[A run of records]
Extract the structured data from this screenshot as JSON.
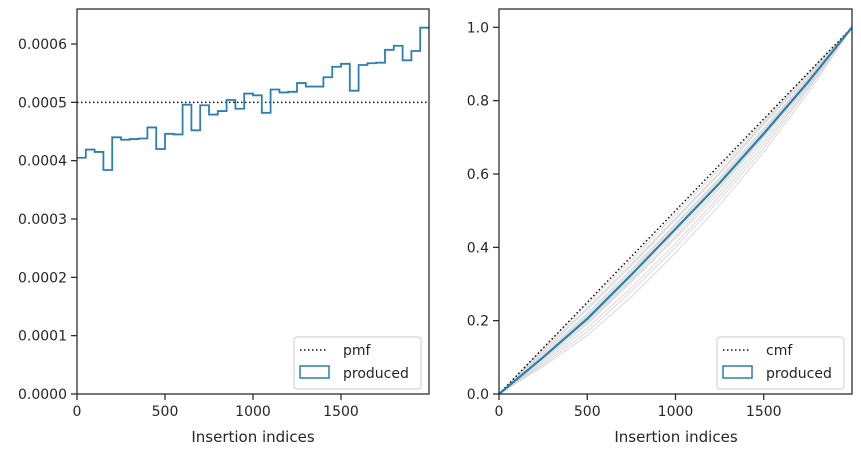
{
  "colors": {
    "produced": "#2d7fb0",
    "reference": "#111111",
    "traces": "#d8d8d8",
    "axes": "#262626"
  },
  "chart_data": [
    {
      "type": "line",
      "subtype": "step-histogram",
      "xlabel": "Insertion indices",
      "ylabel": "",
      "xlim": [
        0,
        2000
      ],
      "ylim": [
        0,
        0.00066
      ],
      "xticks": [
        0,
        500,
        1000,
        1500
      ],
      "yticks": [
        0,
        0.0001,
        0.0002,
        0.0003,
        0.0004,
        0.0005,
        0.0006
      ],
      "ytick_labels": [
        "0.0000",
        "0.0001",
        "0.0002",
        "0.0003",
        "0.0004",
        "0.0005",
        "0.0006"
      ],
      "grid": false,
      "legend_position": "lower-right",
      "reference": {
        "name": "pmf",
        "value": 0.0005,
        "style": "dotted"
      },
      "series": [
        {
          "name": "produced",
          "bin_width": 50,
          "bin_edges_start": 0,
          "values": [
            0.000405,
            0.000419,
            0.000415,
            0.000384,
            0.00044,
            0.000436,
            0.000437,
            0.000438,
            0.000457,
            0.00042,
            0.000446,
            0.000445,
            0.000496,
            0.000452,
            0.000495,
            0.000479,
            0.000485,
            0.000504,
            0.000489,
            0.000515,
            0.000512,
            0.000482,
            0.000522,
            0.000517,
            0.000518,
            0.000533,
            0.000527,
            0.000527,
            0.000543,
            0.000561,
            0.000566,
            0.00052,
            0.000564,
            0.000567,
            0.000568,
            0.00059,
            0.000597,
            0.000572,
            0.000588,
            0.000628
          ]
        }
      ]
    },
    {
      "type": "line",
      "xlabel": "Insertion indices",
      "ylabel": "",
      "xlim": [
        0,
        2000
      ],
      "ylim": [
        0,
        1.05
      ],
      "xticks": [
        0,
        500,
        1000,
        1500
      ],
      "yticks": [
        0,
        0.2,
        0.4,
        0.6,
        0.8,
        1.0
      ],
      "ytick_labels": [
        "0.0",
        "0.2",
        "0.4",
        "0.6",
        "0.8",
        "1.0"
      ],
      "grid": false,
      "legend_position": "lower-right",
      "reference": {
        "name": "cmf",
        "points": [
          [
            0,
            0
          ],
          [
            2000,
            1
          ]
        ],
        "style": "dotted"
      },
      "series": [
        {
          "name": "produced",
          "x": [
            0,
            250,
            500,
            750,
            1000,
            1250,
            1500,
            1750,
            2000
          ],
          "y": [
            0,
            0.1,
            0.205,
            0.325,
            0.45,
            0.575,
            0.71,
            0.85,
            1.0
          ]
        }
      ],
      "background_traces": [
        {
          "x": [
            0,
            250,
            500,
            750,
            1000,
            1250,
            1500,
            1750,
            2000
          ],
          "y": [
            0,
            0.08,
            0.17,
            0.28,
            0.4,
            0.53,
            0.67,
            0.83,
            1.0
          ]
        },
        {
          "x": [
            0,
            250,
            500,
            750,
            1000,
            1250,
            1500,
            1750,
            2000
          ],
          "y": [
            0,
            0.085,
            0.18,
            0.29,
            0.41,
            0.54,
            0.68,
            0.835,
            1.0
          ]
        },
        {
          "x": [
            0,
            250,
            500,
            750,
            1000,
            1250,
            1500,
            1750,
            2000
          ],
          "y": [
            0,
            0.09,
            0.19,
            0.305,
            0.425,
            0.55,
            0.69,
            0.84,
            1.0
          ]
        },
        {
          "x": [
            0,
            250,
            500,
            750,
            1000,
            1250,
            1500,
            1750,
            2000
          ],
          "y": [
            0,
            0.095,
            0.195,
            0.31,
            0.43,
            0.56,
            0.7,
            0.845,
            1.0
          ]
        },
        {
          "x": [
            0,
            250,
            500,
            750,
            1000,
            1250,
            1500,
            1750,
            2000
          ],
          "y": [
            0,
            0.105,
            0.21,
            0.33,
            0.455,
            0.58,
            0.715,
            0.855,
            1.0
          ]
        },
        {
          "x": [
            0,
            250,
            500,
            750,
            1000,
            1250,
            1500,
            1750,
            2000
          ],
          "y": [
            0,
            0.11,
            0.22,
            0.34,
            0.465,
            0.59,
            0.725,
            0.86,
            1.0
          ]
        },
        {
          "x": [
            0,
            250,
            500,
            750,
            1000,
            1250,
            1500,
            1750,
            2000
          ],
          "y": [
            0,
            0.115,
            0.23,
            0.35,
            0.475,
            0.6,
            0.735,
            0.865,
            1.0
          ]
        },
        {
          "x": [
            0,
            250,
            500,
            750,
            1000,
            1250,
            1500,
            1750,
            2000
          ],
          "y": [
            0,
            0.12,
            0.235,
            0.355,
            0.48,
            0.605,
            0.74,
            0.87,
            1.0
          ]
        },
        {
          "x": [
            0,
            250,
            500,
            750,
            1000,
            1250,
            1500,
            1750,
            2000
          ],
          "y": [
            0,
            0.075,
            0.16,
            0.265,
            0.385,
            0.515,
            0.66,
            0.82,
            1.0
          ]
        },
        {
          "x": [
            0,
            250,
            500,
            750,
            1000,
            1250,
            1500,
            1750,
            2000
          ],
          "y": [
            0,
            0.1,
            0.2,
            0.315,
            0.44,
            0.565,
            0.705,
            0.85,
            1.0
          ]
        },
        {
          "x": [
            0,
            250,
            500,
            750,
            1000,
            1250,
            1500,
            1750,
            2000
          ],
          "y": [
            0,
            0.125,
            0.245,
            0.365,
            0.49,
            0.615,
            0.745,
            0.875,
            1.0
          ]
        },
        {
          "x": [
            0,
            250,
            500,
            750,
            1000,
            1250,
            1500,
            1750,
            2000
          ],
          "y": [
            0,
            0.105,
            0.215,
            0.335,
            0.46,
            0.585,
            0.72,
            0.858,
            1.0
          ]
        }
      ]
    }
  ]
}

---

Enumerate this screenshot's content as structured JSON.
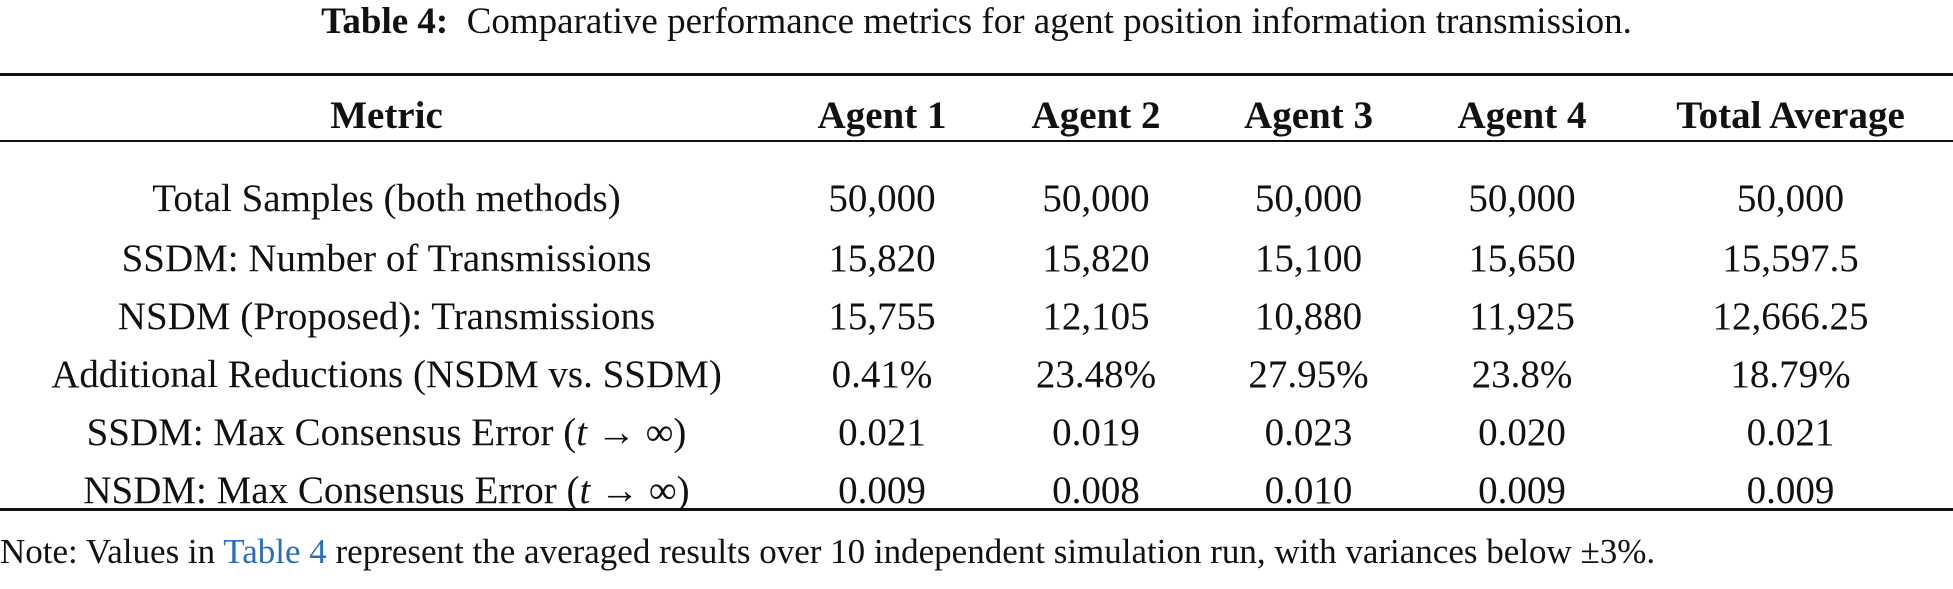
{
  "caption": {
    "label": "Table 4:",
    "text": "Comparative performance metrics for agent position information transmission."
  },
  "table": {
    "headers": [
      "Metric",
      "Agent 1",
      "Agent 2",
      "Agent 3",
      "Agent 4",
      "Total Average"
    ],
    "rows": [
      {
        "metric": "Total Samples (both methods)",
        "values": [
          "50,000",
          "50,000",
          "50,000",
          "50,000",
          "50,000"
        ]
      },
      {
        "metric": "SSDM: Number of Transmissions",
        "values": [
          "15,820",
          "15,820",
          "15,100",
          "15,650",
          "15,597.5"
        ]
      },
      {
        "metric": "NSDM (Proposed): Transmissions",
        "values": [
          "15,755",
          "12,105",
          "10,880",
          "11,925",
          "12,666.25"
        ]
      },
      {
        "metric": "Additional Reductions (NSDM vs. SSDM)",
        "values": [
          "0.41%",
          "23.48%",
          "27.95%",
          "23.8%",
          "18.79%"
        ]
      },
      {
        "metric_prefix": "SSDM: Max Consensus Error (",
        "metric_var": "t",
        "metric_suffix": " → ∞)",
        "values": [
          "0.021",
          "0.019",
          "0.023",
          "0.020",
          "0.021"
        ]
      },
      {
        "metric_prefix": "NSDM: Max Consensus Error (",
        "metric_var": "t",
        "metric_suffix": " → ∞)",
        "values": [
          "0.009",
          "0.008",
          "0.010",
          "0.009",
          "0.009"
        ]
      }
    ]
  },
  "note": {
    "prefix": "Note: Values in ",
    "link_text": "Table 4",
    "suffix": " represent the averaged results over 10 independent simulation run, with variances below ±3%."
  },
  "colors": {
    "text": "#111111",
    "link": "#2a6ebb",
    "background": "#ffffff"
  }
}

Exercise objective: Working from the listing above, pick out every line that has "name" and copy it.

Result:
        "name": "pmf",
          "name": "produced",
        "name": "cmf",
          "name": "produced",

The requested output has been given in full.